[TASK BRIEF] Can the data below be set down again exactly, line for line?

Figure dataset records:
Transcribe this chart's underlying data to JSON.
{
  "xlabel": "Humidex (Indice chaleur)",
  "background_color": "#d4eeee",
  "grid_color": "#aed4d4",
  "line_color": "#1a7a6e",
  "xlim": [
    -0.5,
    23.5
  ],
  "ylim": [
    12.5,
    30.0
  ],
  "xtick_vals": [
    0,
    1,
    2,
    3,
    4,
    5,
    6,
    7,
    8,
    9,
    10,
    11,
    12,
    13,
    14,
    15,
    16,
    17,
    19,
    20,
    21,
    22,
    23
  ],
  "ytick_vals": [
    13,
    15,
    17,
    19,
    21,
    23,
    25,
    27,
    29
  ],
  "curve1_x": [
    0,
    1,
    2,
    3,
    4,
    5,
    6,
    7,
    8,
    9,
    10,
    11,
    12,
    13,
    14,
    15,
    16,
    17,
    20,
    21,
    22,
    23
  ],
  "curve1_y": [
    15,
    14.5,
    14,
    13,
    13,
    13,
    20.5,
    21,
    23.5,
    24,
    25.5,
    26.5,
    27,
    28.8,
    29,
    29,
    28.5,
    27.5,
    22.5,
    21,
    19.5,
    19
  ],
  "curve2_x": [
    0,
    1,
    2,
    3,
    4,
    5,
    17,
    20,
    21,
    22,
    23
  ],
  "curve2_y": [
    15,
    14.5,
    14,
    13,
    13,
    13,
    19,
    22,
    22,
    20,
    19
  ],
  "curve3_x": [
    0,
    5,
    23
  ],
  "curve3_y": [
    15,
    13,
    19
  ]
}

[RIGHT ANSWER]
Transcribe this chart's underlying data to JSON.
{
  "xlabel": "Humidex (Indice chaleur)",
  "background_color": "#d4eeee",
  "grid_color": "#aed4d4",
  "line_color": "#1a7a6e",
  "xlim": [
    -0.5,
    23.5
  ],
  "ylim": [
    12.5,
    30.0
  ],
  "xtick_vals": [
    0,
    1,
    2,
    3,
    4,
    5,
    6,
    7,
    8,
    9,
    10,
    11,
    12,
    13,
    14,
    15,
    16,
    17,
    19,
    20,
    21,
    22,
    23
  ],
  "ytick_vals": [
    13,
    15,
    17,
    19,
    21,
    23,
    25,
    27,
    29
  ],
  "curve1_x": [
    0,
    1,
    2,
    3,
    4,
    5,
    6,
    7,
    8,
    9,
    10,
    11,
    12,
    13,
    14,
    15,
    16,
    17,
    20,
    21,
    22,
    23
  ],
  "curve1_y": [
    15,
    14.5,
    14,
    13,
    13,
    13,
    20.5,
    21,
    23.5,
    24,
    25.5,
    26.5,
    27,
    28.8,
    29,
    29,
    28.5,
    27.5,
    22.5,
    21,
    19.5,
    19
  ],
  "curve2_x": [
    0,
    1,
    2,
    3,
    4,
    5,
    17,
    20,
    21,
    22,
    23
  ],
  "curve2_y": [
    15,
    14.5,
    14,
    13,
    13,
    13,
    19,
    22,
    22,
    20,
    19
  ],
  "curve3_x": [
    0,
    5,
    23
  ],
  "curve3_y": [
    15,
    13,
    19
  ]
}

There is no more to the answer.